> [INSTRUCTION]: Select and reproduce each line of the listing below that bears the string "Preços".

> [SUPPLIED RECORDS]:
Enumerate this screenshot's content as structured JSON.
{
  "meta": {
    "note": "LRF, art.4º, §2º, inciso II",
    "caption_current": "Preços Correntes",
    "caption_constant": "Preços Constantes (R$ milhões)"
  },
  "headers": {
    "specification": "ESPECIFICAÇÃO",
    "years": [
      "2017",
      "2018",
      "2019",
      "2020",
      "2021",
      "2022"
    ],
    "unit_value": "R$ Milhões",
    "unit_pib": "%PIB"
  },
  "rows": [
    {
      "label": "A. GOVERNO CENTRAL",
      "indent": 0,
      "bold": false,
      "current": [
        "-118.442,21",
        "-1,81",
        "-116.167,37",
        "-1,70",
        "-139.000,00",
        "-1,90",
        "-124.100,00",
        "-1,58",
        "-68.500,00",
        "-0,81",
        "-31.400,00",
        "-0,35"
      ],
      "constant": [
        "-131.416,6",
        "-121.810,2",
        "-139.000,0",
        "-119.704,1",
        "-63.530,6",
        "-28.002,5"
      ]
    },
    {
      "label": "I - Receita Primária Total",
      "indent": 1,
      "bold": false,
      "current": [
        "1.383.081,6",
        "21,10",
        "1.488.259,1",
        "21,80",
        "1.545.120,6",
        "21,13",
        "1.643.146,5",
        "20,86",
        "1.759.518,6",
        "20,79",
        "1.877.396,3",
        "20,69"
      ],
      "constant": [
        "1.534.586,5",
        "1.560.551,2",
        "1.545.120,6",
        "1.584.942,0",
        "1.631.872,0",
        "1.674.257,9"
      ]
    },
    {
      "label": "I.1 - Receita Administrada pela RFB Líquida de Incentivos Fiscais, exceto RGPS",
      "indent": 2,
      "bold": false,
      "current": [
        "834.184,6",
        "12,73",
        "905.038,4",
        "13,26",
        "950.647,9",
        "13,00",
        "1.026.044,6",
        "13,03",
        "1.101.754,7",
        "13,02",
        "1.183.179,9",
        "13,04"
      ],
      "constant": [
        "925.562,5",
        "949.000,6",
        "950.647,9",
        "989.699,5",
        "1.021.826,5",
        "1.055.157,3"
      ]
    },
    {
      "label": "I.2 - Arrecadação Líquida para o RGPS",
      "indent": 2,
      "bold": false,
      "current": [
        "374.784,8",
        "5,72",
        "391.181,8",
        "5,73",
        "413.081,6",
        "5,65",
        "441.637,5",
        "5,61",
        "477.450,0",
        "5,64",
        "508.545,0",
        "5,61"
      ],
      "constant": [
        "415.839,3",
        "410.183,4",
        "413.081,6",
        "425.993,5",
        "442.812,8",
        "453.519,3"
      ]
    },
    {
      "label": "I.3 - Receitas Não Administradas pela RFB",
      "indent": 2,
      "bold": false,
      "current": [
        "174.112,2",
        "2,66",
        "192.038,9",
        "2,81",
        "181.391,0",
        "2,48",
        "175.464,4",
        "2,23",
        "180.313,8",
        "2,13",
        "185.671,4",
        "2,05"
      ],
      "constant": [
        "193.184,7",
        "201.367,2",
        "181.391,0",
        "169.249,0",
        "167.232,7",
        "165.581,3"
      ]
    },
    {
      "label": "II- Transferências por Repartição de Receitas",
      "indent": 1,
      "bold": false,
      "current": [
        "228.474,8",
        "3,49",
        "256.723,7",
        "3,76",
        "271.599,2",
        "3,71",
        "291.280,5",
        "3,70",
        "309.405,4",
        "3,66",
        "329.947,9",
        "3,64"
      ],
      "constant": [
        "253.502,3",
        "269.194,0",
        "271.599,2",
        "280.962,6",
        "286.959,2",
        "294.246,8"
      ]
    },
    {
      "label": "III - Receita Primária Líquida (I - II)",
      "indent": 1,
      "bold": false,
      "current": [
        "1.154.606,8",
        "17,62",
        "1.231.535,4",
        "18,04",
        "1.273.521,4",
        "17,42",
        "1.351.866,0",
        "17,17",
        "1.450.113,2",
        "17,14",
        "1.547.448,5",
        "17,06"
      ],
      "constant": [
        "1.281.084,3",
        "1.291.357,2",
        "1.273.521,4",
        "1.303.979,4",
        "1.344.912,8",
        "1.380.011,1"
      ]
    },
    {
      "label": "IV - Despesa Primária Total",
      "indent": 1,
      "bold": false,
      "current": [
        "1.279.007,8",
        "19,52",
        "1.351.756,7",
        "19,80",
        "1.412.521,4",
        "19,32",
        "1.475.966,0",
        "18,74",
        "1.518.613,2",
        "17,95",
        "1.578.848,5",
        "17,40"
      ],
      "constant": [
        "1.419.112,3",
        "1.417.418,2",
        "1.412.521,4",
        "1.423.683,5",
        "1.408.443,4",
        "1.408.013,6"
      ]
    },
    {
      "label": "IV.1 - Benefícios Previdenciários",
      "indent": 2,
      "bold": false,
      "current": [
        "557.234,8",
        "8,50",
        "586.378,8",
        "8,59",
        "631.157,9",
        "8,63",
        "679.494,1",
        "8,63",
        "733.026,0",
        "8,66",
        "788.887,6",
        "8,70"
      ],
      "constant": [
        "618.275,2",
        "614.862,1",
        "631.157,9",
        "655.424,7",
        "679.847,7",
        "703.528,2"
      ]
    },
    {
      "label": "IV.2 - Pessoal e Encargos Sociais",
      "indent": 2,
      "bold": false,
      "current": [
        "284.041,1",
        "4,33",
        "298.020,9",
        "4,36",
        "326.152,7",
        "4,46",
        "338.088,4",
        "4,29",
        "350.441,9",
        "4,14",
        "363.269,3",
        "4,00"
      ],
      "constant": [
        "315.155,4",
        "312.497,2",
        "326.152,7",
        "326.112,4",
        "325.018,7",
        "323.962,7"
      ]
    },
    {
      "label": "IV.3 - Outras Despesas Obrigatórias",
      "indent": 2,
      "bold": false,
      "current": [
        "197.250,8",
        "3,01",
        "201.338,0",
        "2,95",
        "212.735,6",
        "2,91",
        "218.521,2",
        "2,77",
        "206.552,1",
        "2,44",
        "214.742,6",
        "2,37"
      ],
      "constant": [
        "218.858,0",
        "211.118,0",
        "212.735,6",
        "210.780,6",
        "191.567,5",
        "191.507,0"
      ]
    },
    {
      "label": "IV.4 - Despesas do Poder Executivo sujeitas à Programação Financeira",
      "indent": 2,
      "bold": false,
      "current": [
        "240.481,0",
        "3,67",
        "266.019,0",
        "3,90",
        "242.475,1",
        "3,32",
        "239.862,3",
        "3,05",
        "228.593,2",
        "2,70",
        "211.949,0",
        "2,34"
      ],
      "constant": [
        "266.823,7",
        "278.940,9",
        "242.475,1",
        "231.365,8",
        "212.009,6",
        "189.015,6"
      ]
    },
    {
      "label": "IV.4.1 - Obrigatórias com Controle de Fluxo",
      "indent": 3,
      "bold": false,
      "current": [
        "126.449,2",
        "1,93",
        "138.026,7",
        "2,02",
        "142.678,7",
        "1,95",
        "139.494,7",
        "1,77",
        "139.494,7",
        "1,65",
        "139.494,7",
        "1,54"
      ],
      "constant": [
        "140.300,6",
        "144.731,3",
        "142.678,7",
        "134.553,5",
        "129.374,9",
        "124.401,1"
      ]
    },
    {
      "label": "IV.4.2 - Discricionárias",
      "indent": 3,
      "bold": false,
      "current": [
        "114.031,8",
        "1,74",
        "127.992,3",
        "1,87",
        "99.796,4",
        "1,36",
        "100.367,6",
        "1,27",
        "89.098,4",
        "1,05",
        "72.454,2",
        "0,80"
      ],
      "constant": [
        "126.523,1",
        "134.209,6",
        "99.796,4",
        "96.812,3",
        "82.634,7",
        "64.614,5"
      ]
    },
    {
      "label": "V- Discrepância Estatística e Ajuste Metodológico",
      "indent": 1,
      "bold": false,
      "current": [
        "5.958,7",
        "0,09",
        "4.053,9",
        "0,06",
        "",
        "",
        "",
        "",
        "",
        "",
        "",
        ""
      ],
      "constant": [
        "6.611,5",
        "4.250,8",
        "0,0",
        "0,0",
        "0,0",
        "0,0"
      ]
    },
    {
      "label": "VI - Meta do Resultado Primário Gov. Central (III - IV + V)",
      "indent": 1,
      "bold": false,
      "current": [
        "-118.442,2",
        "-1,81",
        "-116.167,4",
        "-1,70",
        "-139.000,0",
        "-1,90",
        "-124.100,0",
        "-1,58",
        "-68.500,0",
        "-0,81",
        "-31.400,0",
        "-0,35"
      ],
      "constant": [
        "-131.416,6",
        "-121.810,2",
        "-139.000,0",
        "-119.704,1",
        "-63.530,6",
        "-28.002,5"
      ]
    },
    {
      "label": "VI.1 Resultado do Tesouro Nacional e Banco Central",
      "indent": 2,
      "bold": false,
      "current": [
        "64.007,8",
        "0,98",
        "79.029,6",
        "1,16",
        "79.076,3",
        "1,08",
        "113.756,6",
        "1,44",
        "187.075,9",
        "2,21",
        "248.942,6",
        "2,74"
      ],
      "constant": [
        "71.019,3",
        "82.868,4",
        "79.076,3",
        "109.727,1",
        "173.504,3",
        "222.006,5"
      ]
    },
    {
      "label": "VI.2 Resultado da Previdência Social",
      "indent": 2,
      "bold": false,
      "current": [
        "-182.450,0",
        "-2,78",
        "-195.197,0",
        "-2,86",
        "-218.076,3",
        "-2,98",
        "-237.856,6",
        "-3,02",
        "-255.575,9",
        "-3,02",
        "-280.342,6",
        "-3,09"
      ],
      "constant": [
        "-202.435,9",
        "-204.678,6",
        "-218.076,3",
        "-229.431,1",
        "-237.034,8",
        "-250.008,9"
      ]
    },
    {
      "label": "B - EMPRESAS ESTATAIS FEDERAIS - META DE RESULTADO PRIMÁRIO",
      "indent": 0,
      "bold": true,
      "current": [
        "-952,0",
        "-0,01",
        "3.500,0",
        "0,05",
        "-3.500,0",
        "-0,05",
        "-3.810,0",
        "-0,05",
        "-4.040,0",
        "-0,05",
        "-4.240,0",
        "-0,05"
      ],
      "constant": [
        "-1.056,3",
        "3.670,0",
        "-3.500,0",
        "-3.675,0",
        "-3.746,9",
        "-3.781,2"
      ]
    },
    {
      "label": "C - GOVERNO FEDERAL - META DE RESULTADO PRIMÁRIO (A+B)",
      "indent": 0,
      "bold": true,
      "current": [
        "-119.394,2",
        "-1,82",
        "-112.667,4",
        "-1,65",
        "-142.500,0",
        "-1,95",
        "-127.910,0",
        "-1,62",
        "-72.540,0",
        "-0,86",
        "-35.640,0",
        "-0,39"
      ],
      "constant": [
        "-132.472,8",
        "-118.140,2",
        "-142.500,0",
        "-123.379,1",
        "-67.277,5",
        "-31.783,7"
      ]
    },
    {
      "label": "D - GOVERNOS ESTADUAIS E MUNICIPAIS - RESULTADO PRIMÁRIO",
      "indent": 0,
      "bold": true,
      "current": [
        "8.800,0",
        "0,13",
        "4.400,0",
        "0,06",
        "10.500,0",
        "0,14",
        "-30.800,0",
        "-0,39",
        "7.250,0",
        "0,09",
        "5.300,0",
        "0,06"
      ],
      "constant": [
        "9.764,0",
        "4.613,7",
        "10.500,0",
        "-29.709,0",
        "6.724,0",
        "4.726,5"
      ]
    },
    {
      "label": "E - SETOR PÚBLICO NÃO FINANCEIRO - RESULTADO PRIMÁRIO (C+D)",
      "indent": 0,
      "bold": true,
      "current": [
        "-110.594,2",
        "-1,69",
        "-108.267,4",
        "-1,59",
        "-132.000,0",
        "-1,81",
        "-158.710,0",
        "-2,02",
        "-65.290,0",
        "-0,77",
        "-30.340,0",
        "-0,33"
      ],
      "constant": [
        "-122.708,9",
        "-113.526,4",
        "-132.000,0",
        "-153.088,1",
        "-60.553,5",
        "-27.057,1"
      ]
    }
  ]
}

> [TASK RESULT]:
    "caption_current": "Preços Correntes",
    "caption_constant": "Preços Constantes (R$ milhões)"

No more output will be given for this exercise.